Required task >> Filter this material down to the lines that hold "style", copying each one.

(A run of records)
━━━━━━━━━━

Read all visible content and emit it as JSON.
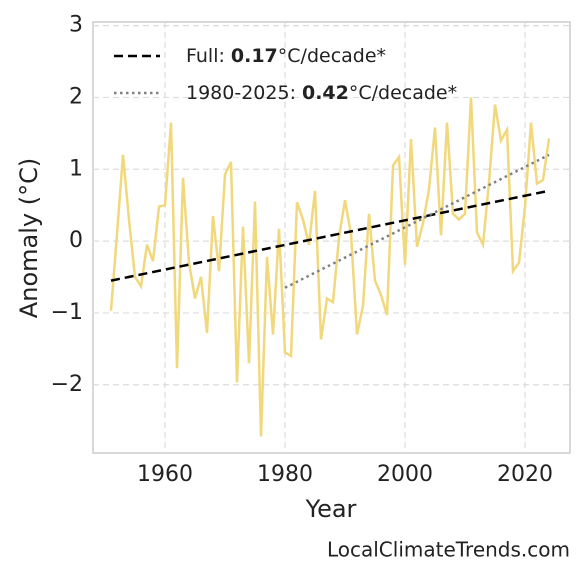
{
  "chart_data": {
    "type": "line",
    "x_label": "Year",
    "y_label": "Anomaly (°C)",
    "watermark": "LocalClimateTrends.com",
    "xlim": [
      1948,
      2027.5
    ],
    "ylim": [
      -2.95,
      3.05
    ],
    "xticks": [
      1960,
      1980,
      2000,
      2020
    ],
    "yticks": [
      {
        "value": -2,
        "label": "−2"
      },
      {
        "value": -1,
        "label": "−1"
      },
      0,
      1,
      2,
      3
    ],
    "grid": true,
    "legend": "upper left",
    "series": [
      {
        "color": "#f2d87c",
        "style": "solid",
        "x": [
          1951,
          1952,
          1953,
          1954,
          1955,
          1956,
          1957,
          1958,
          1959,
          1960,
          1961,
          1962,
          1963,
          1964,
          1965,
          1966,
          1967,
          1968,
          1969,
          1970,
          1971,
          1972,
          1973,
          1974,
          1975,
          1976,
          1977,
          1978,
          1979,
          1980,
          1981,
          1982,
          1983,
          1984,
          1985,
          1986,
          1987,
          1988,
          1989,
          1990,
          1991,
          1992,
          1993,
          1994,
          1995,
          1996,
          1997,
          1998,
          1999,
          2000,
          2001,
          2002,
          2003,
          2004,
          2005,
          2006,
          2007,
          2008,
          2009,
          2010,
          2011,
          2012,
          2013,
          2014,
          2015,
          2016,
          2017,
          2018,
          2019,
          2020,
          2021,
          2022,
          2023,
          2024
        ],
        "values": [
          -0.97,
          0.1,
          1.2,
          0.3,
          -0.5,
          -0.63,
          -0.05,
          -0.28,
          0.48,
          0.5,
          1.65,
          -1.77,
          0.88,
          -0.3,
          -0.8,
          -0.5,
          -1.28,
          0.35,
          -0.42,
          0.93,
          1.1,
          -1.97,
          0.2,
          -1.7,
          0.55,
          -2.72,
          -0.22,
          -1.3,
          0.17,
          -1.55,
          -1.6,
          0.54,
          0.3,
          -0.05,
          0.7,
          -1.37,
          -0.8,
          -0.85,
          0.05,
          0.57,
          0.1,
          -1.3,
          -0.9,
          0.38,
          -0.55,
          -0.75,
          -1.03,
          1.05,
          1.17,
          -0.33,
          1.42,
          -0.08,
          0.25,
          0.72,
          1.58,
          0.08,
          1.65,
          0.38,
          0.3,
          0.38,
          2.0,
          0.12,
          -0.05,
          0.82,
          1.9,
          1.4,
          1.55,
          -0.42,
          -0.3,
          0.48,
          1.65,
          0.8,
          0.85,
          1.43
        ]
      },
      {
        "name": "Full:",
        "trend": "0.17",
        "unit": "°C/decade*",
        "color": "#000000",
        "style": "dashed",
        "x": [
          1951,
          2024
        ],
        "values": [
          -0.55,
          0.7
        ]
      },
      {
        "name": "1980-2025:",
        "trend": "0.42",
        "unit": "°C/decade*",
        "color": "#808080",
        "style": "dotted",
        "x": [
          1980,
          2024
        ],
        "values": [
          -0.65,
          1.2
        ]
      }
    ]
  }
}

━━━━━━━━━━

Completed task >>
        "style": "solid",
        "style": "dashed",
        "style": "dotted",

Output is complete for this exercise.